[Aim] Rewrite the records from the line containing "footer-url-link[interactable]: www.ntw.mx <box>456" through the line containing "value-peso: 10.50 kg." as a numbered list, skipping any blank lines.

[Input data]
§ §

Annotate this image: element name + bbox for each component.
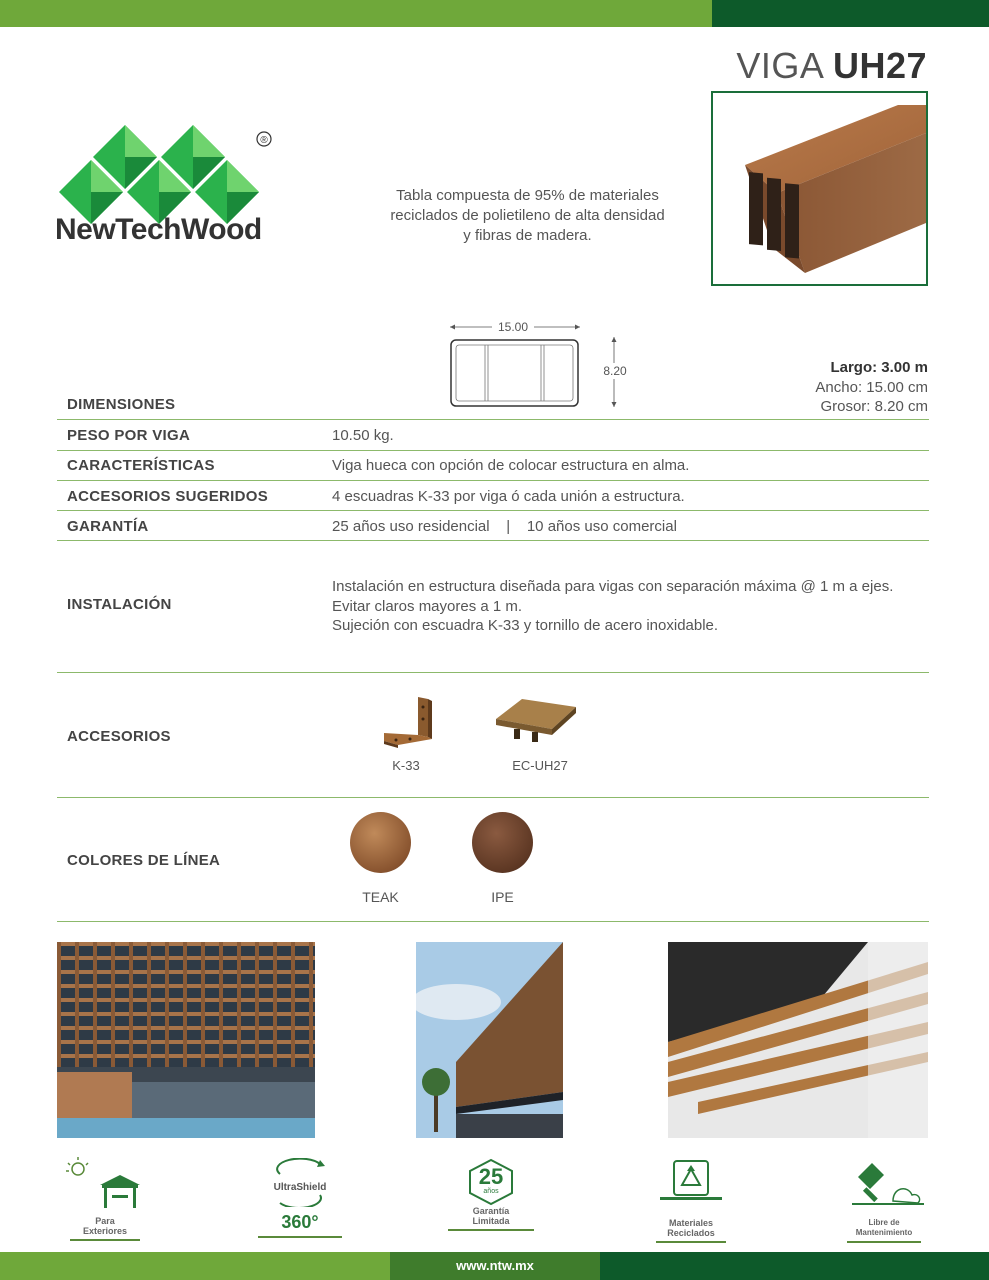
footer-url-link[interactable]: www.ntw.mx <box>456 1258 534 1273</box>
title-bold: UH27 <box>832 45 927 86</box>
swatch-ipe <box>472 812 533 873</box>
badge-garantia-line2: Limitada <box>472 1216 510 1226</box>
width-label: 15.00 <box>497 320 529 334</box>
label-caracteristicas: CARACTERÍSTICAS <box>67 457 215 474</box>
registered-mark: ® <box>260 135 268 146</box>
photo-building-facade <box>416 942 563 1138</box>
footer-bar-dark <box>600 1252 989 1280</box>
footer-bar-light <box>0 1252 390 1280</box>
cross-section-drawing <box>440 315 640 415</box>
label-peso: PESO POR VIGA <box>67 427 191 444</box>
label-accesorios: ACCESORIOS <box>67 728 171 745</box>
ultrashield-360: 360° <box>281 1212 319 1232</box>
product-image <box>711 91 928 286</box>
beam-outline <box>451 340 578 406</box>
page-title <box>736 45 927 87</box>
divider <box>57 672 929 673</box>
value-peso: 10.50 kg. <box>332 427 394 444</box>
label-garantia: GARANTÍA <box>67 518 149 535</box>
ultrashield-arrow <box>255 1193 345 1207</box>
divider <box>57 797 929 798</box>
ultrashield-brand: UltraShield <box>273 1182 327 1193</box>
instalacion-line-3: Sujeción con escuadra K-33 y tornillo de acero inoxidable. <box>332 617 719 634</box>
badge-mantenimiento-line2: Mantenimiento <box>855 1228 913 1237</box>
sun-pergola-icon <box>60 1155 150 1211</box>
swatch-ipe-label: IPE <box>491 889 514 905</box>
badge-underline <box>448 1229 534 1231</box>
value-caracteristicas: Viga hueca con opción de colocar estructura en alma. <box>332 457 690 474</box>
badge-underline <box>656 1241 726 1243</box>
beam-render <box>713 93 926 284</box>
intro-line-1: Tabla compuesta de 95% de materiales <box>396 187 659 204</box>
intro-line-3: y fibras de madera. <box>463 227 592 244</box>
badge-mantenimiento-line1: Libre de <box>868 1218 900 1227</box>
badge-exteriores-line2: Exteriores <box>82 1226 128 1236</box>
divider <box>57 419 929 420</box>
title-light: VIGA <box>736 45 823 86</box>
accessory-ec-uh27-label: EC-UH27 <box>512 758 568 773</box>
warranty-years-unit: años <box>483 1188 499 1195</box>
badge-underline <box>847 1241 921 1243</box>
label-instalacion: INSTALACIÓN <box>67 596 172 613</box>
divider <box>57 510 929 511</box>
instalacion-line-2: Evitar claros mayores a 1 m. <box>332 597 523 615</box>
ultrashield-icon <box>255 1158 345 1178</box>
badge-exteriores-line1: Para <box>95 1216 115 1226</box>
badge-reciclados-line1: Materiales <box>668 1218 714 1228</box>
spec-grosor: Grosor: 8.20 cm <box>820 398 928 415</box>
dimension-specs <box>815 358 928 417</box>
badge-reciclados <box>646 1157 736 1243</box>
warranty-25-icon <box>466 1158 516 1206</box>
accessory-k33-label: K-33 <box>392 758 420 773</box>
endcap-ec-uh27-image <box>494 697 578 747</box>
badge-reciclados-line2: Reciclados <box>667 1228 715 1238</box>
swatch-teak-label: TEAK <box>362 889 399 905</box>
warranty-years: 25 <box>478 1164 504 1189</box>
photo-pergola <box>668 942 928 1138</box>
value-instalacion <box>332 577 893 636</box>
badge-garantia <box>445 1158 537 1231</box>
divider <box>57 540 929 541</box>
brand-name: NewTechWood <box>55 213 262 246</box>
divider <box>57 480 929 481</box>
value-garantia: 25 años uso residencial | 10 años uso comercial <box>332 518 677 535</box>
logo-pyramids <box>59 125 259 224</box>
badge-ultrashield <box>255 1158 345 1238</box>
divider <box>57 921 929 922</box>
label-dimensiones: DIMENSIONES <box>67 396 176 413</box>
footer-bar <box>0 1252 989 1280</box>
intro-text <box>360 186 695 246</box>
height-label: 8.20 <box>603 364 627 378</box>
intro-line-2: reciclados de polietileno de alta densidad <box>390 207 665 224</box>
label-accesorios-sugeridos: ACCESORIOS SUGERIDOS <box>67 488 269 505</box>
photo-ceiling-grid <box>57 942 315 1138</box>
badge-garantia-line1: Garantía <box>472 1206 510 1216</box>
swatch-teak <box>350 812 411 873</box>
top-bar-light <box>0 0 712 27</box>
bracket-k33-image <box>380 695 440 750</box>
value-accesorios-sugeridos: 4 escuadras K-33 por viga ó cada unión a estructura. <box>332 488 685 505</box>
label-colores: COLORES DE LÍNEA <box>67 852 221 869</box>
spec-ancho: Ancho: 15.00 cm <box>815 378 928 396</box>
instalacion-line-1: Instalación en estructura diseñada para vigas con separación máxima @ 1 m a ejes. <box>332 578 894 595</box>
top-bar-dark <box>712 0 989 27</box>
divider <box>57 450 929 451</box>
brush-icon <box>838 1157 930 1213</box>
spec-largo: Largo: 3.00 m <box>830 359 928 376</box>
badge-underline <box>70 1239 140 1241</box>
recycle-icon <box>646 1157 736 1213</box>
badge-exteriores <box>60 1155 150 1241</box>
badge-underline <box>258 1236 342 1238</box>
badge-mantenimiento <box>838 1157 930 1243</box>
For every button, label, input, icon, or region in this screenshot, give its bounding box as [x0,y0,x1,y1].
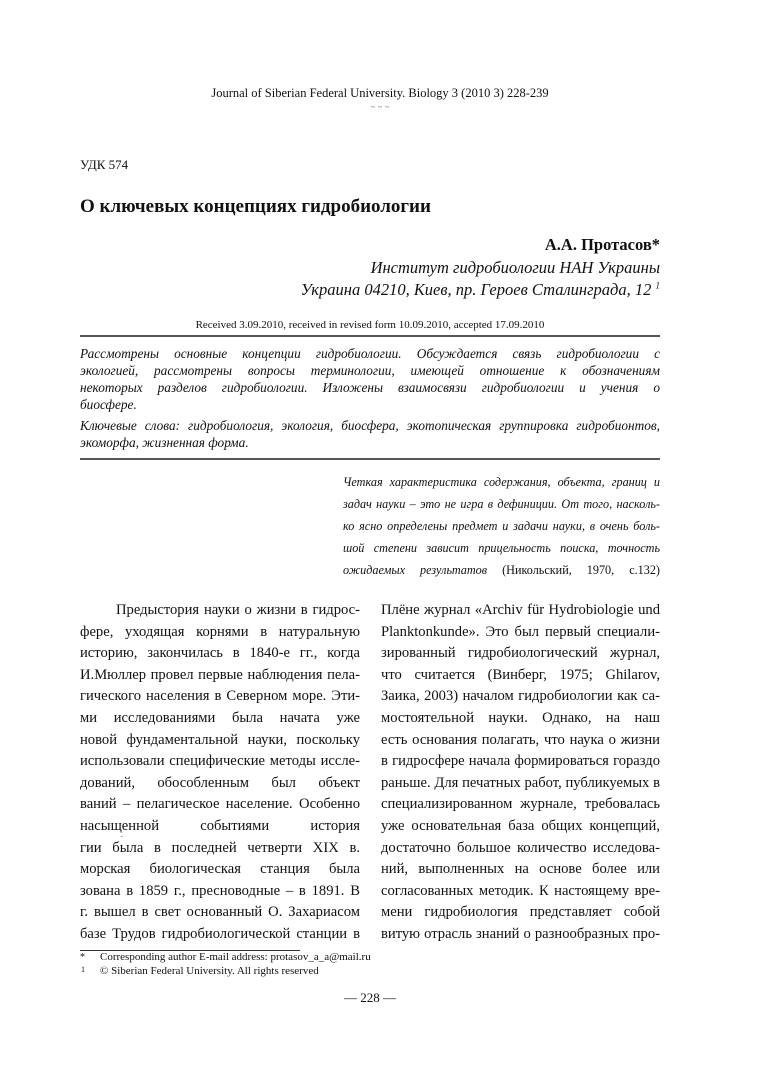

§ §

[Task response]
1. footer-url-link[interactable]: www.ntw.mx <box>456 1258 534 1273</box>
2. title-bold: UH27 <box>832 45 927 86</box>
3. swatch-ipe <box>472 812 533 873</box>
4. badge-garantia-line2: Limitada <box>472 1216 510 1226</box>
5. width-label: 15.00 <box>497 320 529 334</box>
6. label-caracteristicas: CARACTERÍSTICAS <box>67 457 215 474</box>
7. registered-mark: ® <box>260 135 268 146</box>
8. photo-building-facade <box>416 942 563 1138</box>
9. footer-bar-dark <box>600 1252 989 1280</box>
10. footer-bar-light <box>0 1252 390 1280</box>
11. cross-section-drawing <box>440 315 640 415</box>
12. label-peso: PESO POR VIGA <box>67 427 191 444</box>
13. label-accesorios: ACCESORIOS <box>67 728 171 745</box>
14. ultrashield-360: 360° <box>281 1212 319 1232</box>
15. product-image <box>711 91 928 286</box>
16. beam-outline <box>451 340 578 406</box>
17. page-title <box>736 45 927 87</box>
18. divider <box>57 672 929 673</box>
19. value-peso: 10.50 kg. <box>332 427 394 444</box>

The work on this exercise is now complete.